Reproduce the stretch of the GalileoMobile passage from "The GalileoMobile team" through "other educational material.", word for word.

▶ [Passage]:
- - -

GalileoMobile is a non-profit science education organization that brings astronomy closer to young people worldwide.

The GalileoMobile emphasis is on regions with little or no access to knowledge about astronomy. Created in late 2008 on an inspiration from the 2009 International Year of Astronomy, GalileoMobile is run by a group of astronomers, educators, and science communicators.

The GalileoMobile team organises workshops for teachers and astronomy-related activities for students in schools and villages To encourage follow-up activities GalileoMobile also donates a Galileoscope or a "You are Galileotelescope" a copy of the GalileoMobile Handbook, a UNAWE Earthball, and other educational material.

In GalileoMobile's first project the team travelled across the Andes High Plateau in Chile, Bolivia, and Peru in 2009. Since then, GalileoMobile has been to Bolivia (2012), India (2012), Uganda (2013), Bolivia and Brazil (2014), and Colombia (2014). Some team members have also carried out activities in Portugal, Nepal, United States, the Dominican Republic, Haiti, and Guatemala.

- - -

▶ [Record excerpts]:
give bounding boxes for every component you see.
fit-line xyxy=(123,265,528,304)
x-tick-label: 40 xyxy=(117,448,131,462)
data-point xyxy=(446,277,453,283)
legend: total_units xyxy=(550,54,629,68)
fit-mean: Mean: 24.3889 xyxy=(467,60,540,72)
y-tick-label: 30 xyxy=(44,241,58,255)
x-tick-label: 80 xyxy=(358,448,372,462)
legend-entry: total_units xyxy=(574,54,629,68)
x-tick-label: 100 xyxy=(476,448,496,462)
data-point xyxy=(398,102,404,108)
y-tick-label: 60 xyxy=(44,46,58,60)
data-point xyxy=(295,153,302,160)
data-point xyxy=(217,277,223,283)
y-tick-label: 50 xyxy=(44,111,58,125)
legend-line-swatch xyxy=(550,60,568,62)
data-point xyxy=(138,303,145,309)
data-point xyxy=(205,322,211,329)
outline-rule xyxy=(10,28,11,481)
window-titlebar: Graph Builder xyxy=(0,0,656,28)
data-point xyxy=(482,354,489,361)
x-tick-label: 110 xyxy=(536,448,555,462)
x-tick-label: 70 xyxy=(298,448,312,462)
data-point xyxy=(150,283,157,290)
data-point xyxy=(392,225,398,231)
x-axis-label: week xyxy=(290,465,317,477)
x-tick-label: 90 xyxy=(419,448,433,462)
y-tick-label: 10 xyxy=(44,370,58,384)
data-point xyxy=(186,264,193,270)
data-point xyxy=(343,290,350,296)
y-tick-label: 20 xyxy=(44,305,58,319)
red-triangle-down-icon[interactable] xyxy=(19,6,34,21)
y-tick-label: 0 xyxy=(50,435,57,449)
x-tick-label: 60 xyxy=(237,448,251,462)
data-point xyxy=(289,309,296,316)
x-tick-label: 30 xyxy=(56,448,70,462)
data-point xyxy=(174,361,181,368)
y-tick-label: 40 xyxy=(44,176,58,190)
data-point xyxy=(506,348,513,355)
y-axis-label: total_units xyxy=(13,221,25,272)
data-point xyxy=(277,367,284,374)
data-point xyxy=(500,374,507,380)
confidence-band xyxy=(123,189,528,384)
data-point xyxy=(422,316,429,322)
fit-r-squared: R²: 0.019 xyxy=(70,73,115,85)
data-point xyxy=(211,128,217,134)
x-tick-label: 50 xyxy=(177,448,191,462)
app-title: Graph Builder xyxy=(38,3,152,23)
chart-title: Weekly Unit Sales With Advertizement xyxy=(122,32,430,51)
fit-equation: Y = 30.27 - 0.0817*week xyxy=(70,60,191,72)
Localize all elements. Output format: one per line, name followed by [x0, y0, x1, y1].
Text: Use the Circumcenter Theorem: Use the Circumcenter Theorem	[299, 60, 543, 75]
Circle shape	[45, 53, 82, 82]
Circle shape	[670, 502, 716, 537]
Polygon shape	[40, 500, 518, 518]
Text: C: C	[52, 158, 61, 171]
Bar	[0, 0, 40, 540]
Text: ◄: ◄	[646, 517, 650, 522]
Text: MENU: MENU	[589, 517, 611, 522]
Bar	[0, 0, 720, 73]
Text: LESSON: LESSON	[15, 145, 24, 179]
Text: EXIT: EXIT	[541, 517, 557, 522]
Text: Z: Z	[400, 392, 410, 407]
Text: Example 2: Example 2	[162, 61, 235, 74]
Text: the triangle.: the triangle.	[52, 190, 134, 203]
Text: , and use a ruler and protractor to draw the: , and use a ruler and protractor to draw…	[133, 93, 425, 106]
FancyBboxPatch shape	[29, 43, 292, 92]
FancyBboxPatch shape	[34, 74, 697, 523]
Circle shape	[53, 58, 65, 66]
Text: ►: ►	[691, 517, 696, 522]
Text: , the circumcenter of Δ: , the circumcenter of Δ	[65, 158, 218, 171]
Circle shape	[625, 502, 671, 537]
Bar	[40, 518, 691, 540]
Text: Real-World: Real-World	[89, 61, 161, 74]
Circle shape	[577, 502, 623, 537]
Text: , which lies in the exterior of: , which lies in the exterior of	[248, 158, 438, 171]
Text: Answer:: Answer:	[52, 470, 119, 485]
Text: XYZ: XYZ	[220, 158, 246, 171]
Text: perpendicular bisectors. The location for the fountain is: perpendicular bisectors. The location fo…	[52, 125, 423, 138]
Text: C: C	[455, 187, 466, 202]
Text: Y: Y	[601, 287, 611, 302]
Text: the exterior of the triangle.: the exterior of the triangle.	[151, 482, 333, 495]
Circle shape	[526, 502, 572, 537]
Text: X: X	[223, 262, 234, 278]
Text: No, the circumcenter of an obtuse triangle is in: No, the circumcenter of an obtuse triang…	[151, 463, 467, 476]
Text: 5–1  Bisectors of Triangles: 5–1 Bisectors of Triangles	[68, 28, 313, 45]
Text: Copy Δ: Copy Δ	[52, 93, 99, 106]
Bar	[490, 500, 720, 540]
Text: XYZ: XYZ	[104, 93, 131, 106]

- - -

▶ [Response for this exercise]:
The GalileoMobile team organises workshops for teachers and astronomy-related activities for students in schools and villages To encourage follow-up activities GalileoMobile also donates a Galileoscope or a "You are Galileotelescope" a copy of the GalileoMobile Handbook, a UNAWE Earthball, and other educational material.